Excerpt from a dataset

------------------------------------------------

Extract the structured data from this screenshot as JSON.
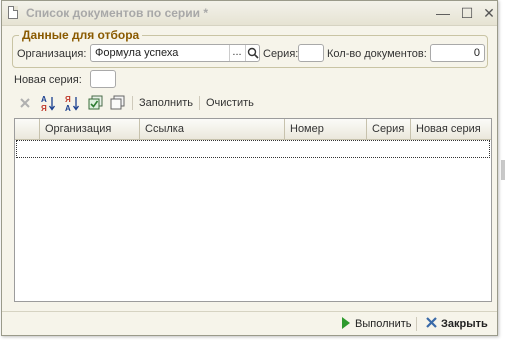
{
  "window": {
    "title": "Список документов по серии *",
    "minimize": "—",
    "maximize": "☐",
    "close": "✕"
  },
  "filter": {
    "legend": "Данные для отбора",
    "org_label": "Организация:",
    "org_value": "Формула успеха",
    "org_select_btn": "...",
    "series_label": "Серия:",
    "series_value": "",
    "count_label": "Кол-во документов:",
    "count_value": "0"
  },
  "new_series": {
    "label": "Новая серия:",
    "value": ""
  },
  "toolbar": {
    "fill_label": "Заполнить",
    "clear_label": "Очистить"
  },
  "table": {
    "columns": [
      "Организация",
      "Ссылка",
      "Номер",
      "Серия",
      "Новая серия"
    ]
  },
  "footer": {
    "execute_label": "Выполнить",
    "close_label": "Закрыть"
  }
}
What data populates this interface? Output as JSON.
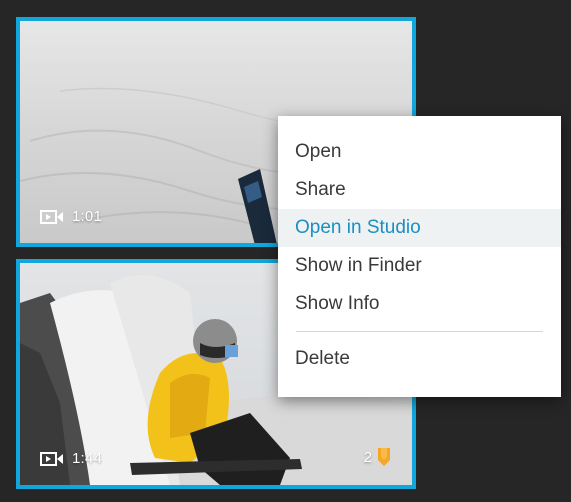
{
  "thumbnails": [
    {
      "duration": "1:01",
      "duration_icon": "video-camera-icon",
      "selected": true
    },
    {
      "duration": "1:44",
      "duration_icon": "video-camera-icon",
      "hilight_count": "2",
      "hilight_icon": "hilight-tag-icon",
      "selected": true
    }
  ],
  "context_menu": {
    "items": [
      {
        "label": "Open"
      },
      {
        "label": "Share"
      },
      {
        "label": "Open in Studio",
        "active": true
      },
      {
        "label": "Show in Finder"
      },
      {
        "label": "Show Info"
      },
      {
        "label": "Delete"
      }
    ]
  },
  "colors": {
    "background": "#262626",
    "selection_border": "#12a7dc",
    "menu_active_text": "#1b8fc4",
    "menu_active_bg": "#eff2f2",
    "hilight_tag": "#f5a623"
  }
}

------------------------------------------------

### What is needed
Give again the lines from the line that contains "What data populates" through the last line of the material above, exactly and with both ends included. Omit the pictures.

### Task result
What data populates this interface? Output as JSON.
{
  "thumbnails": [
    {
      "duration": "1:01",
      "duration_icon": "video-camera-icon",
      "selected": true
    },
    {
      "duration": "1:44",
      "duration_icon": "video-camera-icon",
      "hilight_count": "2",
      "hilight_icon": "hilight-tag-icon",
      "selected": true
    }
  ],
  "context_menu": {
    "items": [
      {
        "label": "Open"
      },
      {
        "label": "Share"
      },
      {
        "label": "Open in Studio",
        "active": true
      },
      {
        "label": "Show in Finder"
      },
      {
        "label": "Show Info"
      },
      {
        "label": "Delete"
      }
    ]
  },
  "colors": {
    "background": "#262626",
    "selection_border": "#12a7dc",
    "menu_active_text": "#1b8fc4",
    "menu_active_bg": "#eff2f2",
    "hilight_tag": "#f5a623"
  }
}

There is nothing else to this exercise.